──────── Dataset records
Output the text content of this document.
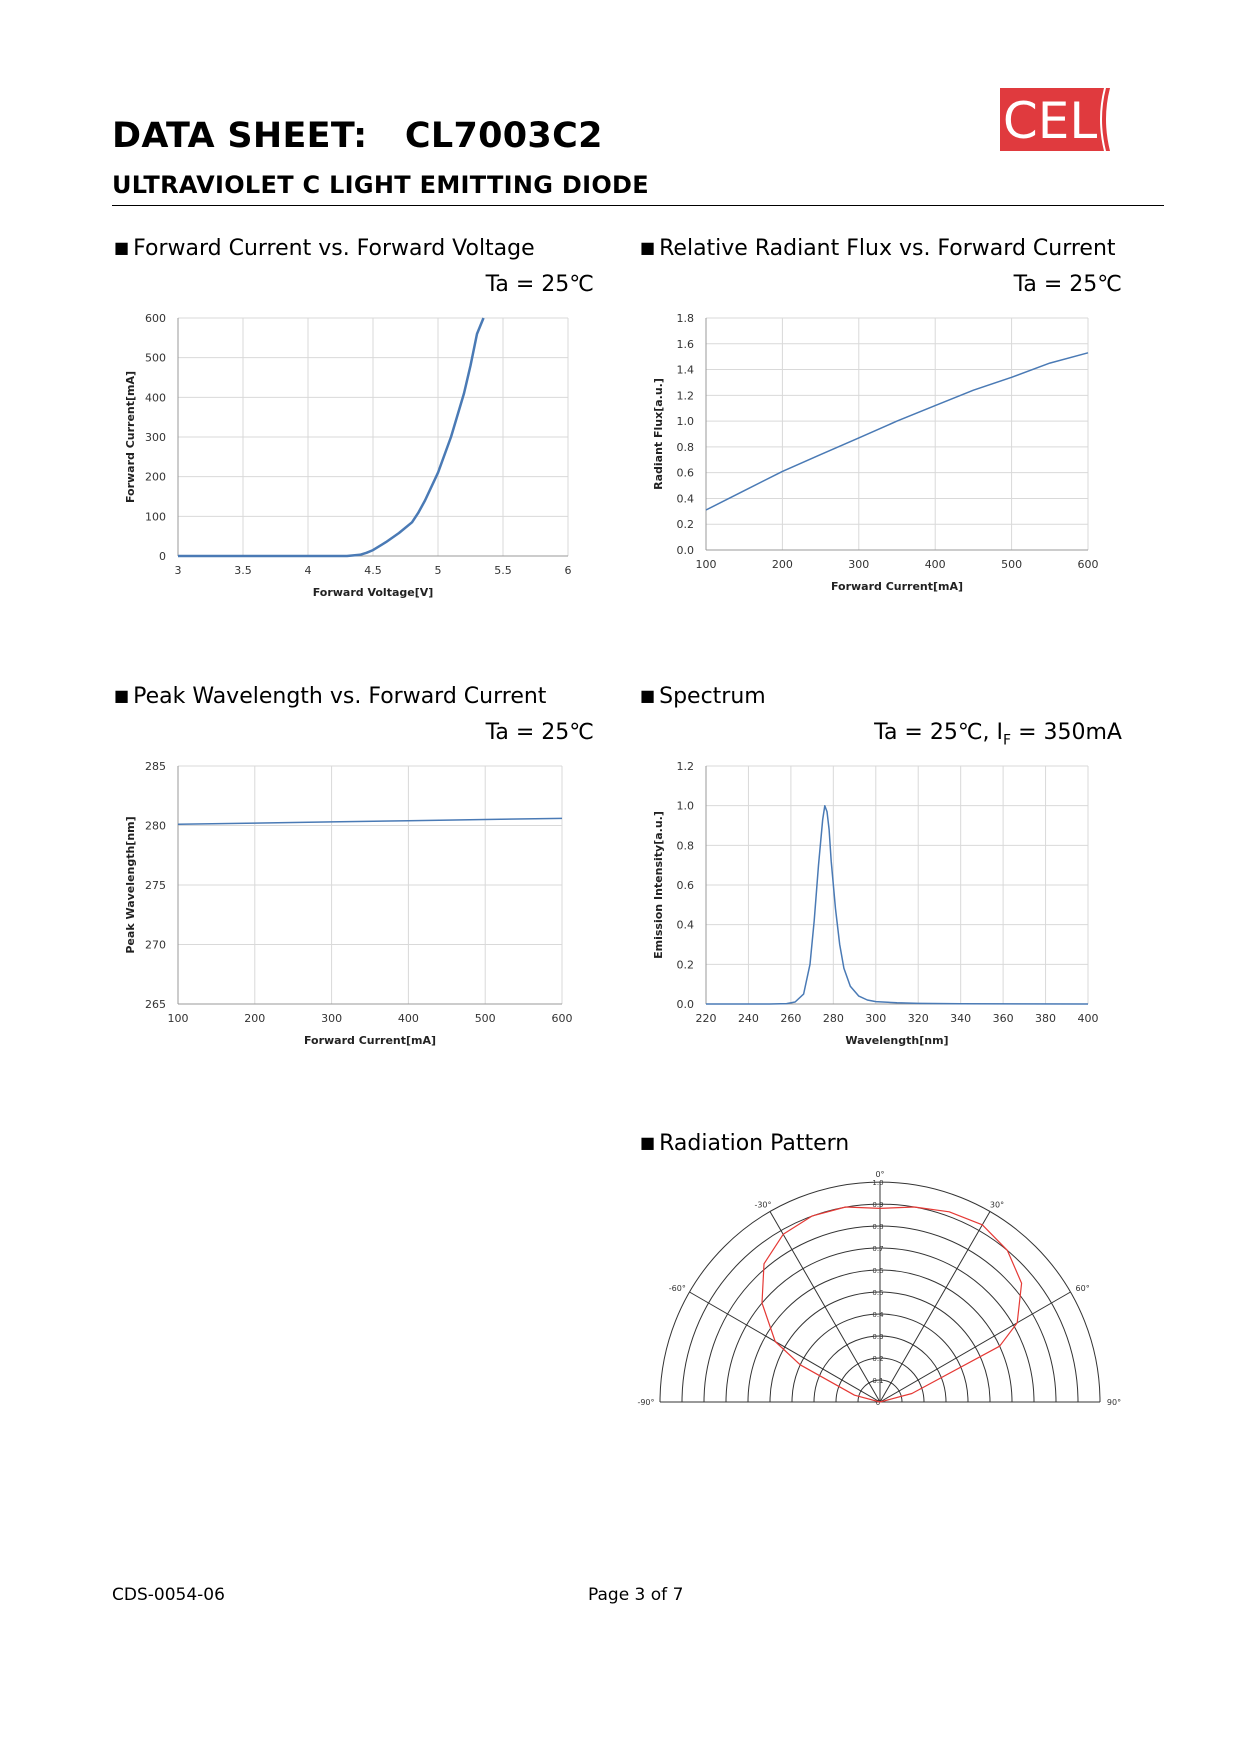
DATA SHEET:   CL7003C2
ULTRAVIOLET C LIGHT EMITTING DIODE
CEL
■ Forward Current vs. Forward Voltage
Ta = 25℃
3	3.5	4	4.5	5	5.5	6
0
100
200
300
400
500
600
Forward Voltage[V]
Forward Current[mA]
■ Relative Radiant Flux vs. Forward Current
Ta = 25℃
100	200	300	400	500	600
0.0
0.2
0.4
0.6
0.8
1.0
1.2
1.4
1.6
1.8
Forward Current[mA]
Radiant Flux[a.u.]
■ Peak Wavelength vs. Forward Current
Ta = 25℃
100	200	300	400	500	600
265
270
275
280
285
Forward Current[mA]
Peak Wavelength[nm]
■ Spectrum
Ta = 25℃, $I_F = 350mA$
220 240 260 280 300 320 340 360 380 400
0.0
0.2
0.4
0.6
0.8
1.0
1.2
Wavelength[nm]
Emission Intensity[a.u.]
■ Radiation Pattern
-90°
-60°
-30°
0°
30°
60°
90°
0
0.1
0.2
0.3
0.4
0.5
0.6
0.7
0.8
0.9
1.0
CDS-0054-06	Page 3 of 7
────────────────
#### [Problem to work on]
Skip the images and write out the rest of the listing exactly.

#### [Reply]
Output the text content of this document.
DATA SHEET:   CL7003C2
ULTRAVIOLET C LIGHT EMITTING DIODE
CEL
■ Forward Current vs. Forward Voltage
Ta = 25℃
3	3.5	4	4.5	5	5.5	6
0
100
200
300
400
500
600
Forward Voltage[V]
Forward Current[mA]
■ Relative Radiant Flux vs. Forward Current
Ta = 25℃
100	200	300	400	500	600
0.0
0.2
0.4
0.6
0.8
1.0
1.2
1.4
1.6
1.8
Forward Current[mA]
Radiant Flux[a.u.]
■ Peak Wavelength vs. Forward Current
Ta = 25℃
100	200	300	400	500	600
265
270
275
280
285
Forward Current[mA]
Peak Wavelength[nm]
■ Spectrum
Ta = 25℃, $I_F = 350mA$
220 240 260 280 300 320 340 360 380 400
0.0
0.2
0.4
0.6
0.8
1.0
1.2
Wavelength[nm]
Emission Intensity[a.u.]
■ Radiation Pattern
-90°
-60°
-30°
0°
30°
60°
90°
0
0.1
0.2
0.3
0.4
0.5
0.6
0.7
0.8
0.9
1.0
CDS-0054-06	Page 3 of 7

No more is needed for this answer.